Directions — Assemble all lines in which the string "content" appears.
--- Begin Supplied material ---
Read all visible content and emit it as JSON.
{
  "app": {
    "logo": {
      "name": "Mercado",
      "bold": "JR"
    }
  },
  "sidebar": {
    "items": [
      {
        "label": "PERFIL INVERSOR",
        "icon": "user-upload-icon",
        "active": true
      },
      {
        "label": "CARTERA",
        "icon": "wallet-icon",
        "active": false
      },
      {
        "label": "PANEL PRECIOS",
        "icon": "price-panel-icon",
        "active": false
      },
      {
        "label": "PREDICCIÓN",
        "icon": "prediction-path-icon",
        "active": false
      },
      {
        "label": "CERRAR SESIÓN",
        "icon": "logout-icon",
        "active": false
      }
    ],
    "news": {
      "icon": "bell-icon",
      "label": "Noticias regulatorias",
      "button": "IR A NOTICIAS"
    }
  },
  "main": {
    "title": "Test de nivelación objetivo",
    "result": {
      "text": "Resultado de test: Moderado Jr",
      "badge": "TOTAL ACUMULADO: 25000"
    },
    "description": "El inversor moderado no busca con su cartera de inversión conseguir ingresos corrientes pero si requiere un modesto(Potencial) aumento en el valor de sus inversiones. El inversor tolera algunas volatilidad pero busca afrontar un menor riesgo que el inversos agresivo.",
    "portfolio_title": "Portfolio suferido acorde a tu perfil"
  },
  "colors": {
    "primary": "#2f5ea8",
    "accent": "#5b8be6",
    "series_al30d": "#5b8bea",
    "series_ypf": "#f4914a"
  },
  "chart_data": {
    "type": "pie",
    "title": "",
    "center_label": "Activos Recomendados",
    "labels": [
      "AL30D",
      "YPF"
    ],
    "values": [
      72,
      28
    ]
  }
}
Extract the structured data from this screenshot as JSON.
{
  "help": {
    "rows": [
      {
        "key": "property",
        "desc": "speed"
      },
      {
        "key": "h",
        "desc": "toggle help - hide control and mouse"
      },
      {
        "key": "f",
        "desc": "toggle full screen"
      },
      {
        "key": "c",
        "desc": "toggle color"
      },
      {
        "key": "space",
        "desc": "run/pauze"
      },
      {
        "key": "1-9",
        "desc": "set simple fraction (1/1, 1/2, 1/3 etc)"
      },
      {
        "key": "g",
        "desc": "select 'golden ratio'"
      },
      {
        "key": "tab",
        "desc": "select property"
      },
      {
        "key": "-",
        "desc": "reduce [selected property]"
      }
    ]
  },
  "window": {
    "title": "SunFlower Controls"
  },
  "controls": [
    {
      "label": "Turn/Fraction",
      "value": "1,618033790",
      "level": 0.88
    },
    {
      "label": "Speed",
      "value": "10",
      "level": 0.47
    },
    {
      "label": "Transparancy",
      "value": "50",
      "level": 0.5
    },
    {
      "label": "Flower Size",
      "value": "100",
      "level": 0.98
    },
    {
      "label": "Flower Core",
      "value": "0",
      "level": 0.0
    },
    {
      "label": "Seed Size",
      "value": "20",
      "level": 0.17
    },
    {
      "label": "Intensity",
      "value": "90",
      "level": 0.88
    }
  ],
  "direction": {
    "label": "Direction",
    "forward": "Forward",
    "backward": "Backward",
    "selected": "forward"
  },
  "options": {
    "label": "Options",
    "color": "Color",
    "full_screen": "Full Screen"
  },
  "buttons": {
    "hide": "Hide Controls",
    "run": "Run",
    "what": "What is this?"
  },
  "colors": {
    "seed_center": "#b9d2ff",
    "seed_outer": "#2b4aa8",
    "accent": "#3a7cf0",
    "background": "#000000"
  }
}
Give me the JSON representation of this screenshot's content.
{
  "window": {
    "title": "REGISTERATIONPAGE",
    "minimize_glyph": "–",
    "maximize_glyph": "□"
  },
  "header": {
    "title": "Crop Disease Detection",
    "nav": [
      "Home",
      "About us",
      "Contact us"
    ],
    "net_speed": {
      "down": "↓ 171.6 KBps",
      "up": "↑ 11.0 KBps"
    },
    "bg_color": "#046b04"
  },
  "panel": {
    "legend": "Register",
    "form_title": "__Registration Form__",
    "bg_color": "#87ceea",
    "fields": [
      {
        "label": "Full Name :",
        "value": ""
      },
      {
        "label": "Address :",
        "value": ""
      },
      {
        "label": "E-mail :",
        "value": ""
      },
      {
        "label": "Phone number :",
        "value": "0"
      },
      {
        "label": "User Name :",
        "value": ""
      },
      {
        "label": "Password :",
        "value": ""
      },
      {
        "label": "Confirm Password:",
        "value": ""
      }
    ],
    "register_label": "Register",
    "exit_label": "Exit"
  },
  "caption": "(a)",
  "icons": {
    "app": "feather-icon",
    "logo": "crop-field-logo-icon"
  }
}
--- End Supplied material ---
Exercise result —
Read all visible content and emit it as JSON.
Give me the JSON representation of this screenshot's content.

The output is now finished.